=== Prompt ===
Can you output the records below exactly as they are written?

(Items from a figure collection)
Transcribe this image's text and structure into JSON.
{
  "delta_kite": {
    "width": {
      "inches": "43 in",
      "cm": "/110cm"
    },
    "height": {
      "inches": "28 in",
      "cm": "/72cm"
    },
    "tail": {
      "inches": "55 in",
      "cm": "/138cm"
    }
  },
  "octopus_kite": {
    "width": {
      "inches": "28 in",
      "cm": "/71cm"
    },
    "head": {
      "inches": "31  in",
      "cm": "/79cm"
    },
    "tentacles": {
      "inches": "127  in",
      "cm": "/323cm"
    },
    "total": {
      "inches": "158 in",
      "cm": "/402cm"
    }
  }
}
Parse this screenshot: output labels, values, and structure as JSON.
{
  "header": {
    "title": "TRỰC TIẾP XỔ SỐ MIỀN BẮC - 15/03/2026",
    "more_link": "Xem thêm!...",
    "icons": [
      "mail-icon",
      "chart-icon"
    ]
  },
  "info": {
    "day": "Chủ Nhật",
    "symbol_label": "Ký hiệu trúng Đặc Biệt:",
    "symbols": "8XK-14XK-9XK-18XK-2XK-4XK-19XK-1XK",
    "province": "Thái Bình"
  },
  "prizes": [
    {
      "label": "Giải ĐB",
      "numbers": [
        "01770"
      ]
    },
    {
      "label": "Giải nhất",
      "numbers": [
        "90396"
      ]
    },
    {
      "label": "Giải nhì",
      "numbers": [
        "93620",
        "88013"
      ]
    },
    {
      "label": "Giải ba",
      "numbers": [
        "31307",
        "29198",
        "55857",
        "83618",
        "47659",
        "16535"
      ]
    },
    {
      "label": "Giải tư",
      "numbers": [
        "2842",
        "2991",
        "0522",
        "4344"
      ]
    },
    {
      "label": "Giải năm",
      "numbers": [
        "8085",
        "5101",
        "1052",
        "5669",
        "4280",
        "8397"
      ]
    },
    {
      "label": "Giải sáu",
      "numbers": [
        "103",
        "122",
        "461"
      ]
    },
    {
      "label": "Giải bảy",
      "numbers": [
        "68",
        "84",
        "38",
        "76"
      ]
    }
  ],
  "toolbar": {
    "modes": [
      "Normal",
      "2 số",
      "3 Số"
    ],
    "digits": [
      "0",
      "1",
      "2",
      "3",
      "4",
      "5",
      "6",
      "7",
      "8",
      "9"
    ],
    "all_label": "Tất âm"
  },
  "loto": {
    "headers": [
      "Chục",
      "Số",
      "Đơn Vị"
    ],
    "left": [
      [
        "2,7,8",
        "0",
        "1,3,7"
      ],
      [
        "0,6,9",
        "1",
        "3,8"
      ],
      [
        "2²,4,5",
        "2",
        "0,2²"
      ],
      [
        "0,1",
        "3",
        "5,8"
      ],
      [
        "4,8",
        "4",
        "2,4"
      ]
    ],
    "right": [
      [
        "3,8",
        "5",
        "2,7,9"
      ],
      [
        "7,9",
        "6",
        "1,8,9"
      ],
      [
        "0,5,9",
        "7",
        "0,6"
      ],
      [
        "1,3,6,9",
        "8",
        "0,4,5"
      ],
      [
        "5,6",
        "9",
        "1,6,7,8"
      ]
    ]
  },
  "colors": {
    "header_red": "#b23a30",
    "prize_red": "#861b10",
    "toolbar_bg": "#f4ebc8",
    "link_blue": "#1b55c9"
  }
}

=== Task response ===
Transcribe this image's text and structure into JSON.
{
  "delta_kite": {
    "width": {
      "inches": "43 in",
      "cm": "/110cm"
    },
    "height": {
      "inches": "28 in",
      "cm": "/72cm"
    },
    "tail": {
      "inches": "55 in",
      "cm": "/138cm"
    }
  },
  "octopus_kite": {
    "width": {
      "inches": "28 in",
      "cm": "/71cm"
    },
    "head": {
      "inches": "31  in",
      "cm": "/79cm"
    },
    "tentacles": {
      "inches": "127  in",
      "cm": "/323cm"
    },
    "total": {
      "inches": "158 in",
      "cm": "/402cm"
    }
  }
}
Parse this screenshot: output labels, values, and structure as JSON.
{
  "header": {
    "title": "TRỰC TIẾP XỔ SỐ MIỀN BẮC - 15/03/2026",
    "more_link": "Xem thêm!...",
    "icons": [
      "mail-icon",
      "chart-icon"
    ]
  },
  "info": {
    "day": "Chủ Nhật",
    "symbol_label": "Ký hiệu trúng Đặc Biệt:",
    "symbols": "8XK-14XK-9XK-18XK-2XK-4XK-19XK-1XK",
    "province": "Thái Bình"
  },
  "prizes": [
    {
      "label": "Giải ĐB",
      "numbers": [
        "01770"
      ]
    },
    {
      "label": "Giải nhất",
      "numbers": [
        "90396"
      ]
    },
    {
      "label": "Giải nhì",
      "numbers": [
        "93620",
        "88013"
      ]
    },
    {
      "label": "Giải ba",
      "numbers": [
        "31307",
        "29198",
        "55857",
        "83618",
        "47659",
        "16535"
      ]
    },
    {
      "label": "Giải tư",
      "numbers": [
        "2842",
        "2991",
        "0522",
        "4344"
      ]
    },
    {
      "label": "Giải năm",
      "numbers": [
        "8085",
        "5101",
        "1052",
        "5669",
        "4280",
        "8397"
      ]
    },
    {
      "label": "Giải sáu",
      "numbers": [
        "103",
        "122",
        "461"
      ]
    },
    {
      "label": "Giải bảy",
      "numbers": [
        "68",
        "84",
        "38",
        "76"
      ]
    }
  ],
  "toolbar": {
    "modes": [
      "Normal",
      "2 số",
      "3 Số"
    ],
    "digits": [
      "0",
      "1",
      "2",
      "3",
      "4",
      "5",
      "6",
      "7",
      "8",
      "9"
    ],
    "all_label": "Tất âm"
  },
  "loto": {
    "headers": [
      "Chục",
      "Số",
      "Đơn Vị"
    ],
    "left": [
      [
        "2,7,8",
        "0",
        "1,3,7"
      ],
      [
        "0,6,9",
        "1",
        "3,8"
      ],
      [
        "2²,4,5",
        "2",
        "0,2²"
      ],
      [
        "0,1",
        "3",
        "5,8"
      ],
      [
        "4,8",
        "4",
        "2,4"
      ]
    ],
    "right": [
      [
        "3,8",
        "5",
        "2,7,9"
      ],
      [
        "7,9",
        "6",
        "1,8,9"
      ],
      [
        "0,5,9",
        "7",
        "0,6"
      ],
      [
        "1,3,6,9",
        "8",
        "0,4,5"
      ],
      [
        "5,6",
        "9",
        "1,6,7,8"
      ]
    ]
  },
  "colors": {
    "header_red": "#b23a30",
    "prize_red": "#861b10",
    "toolbar_bg": "#f4ebc8",
    "link_blue": "#1b55c9"
  }
}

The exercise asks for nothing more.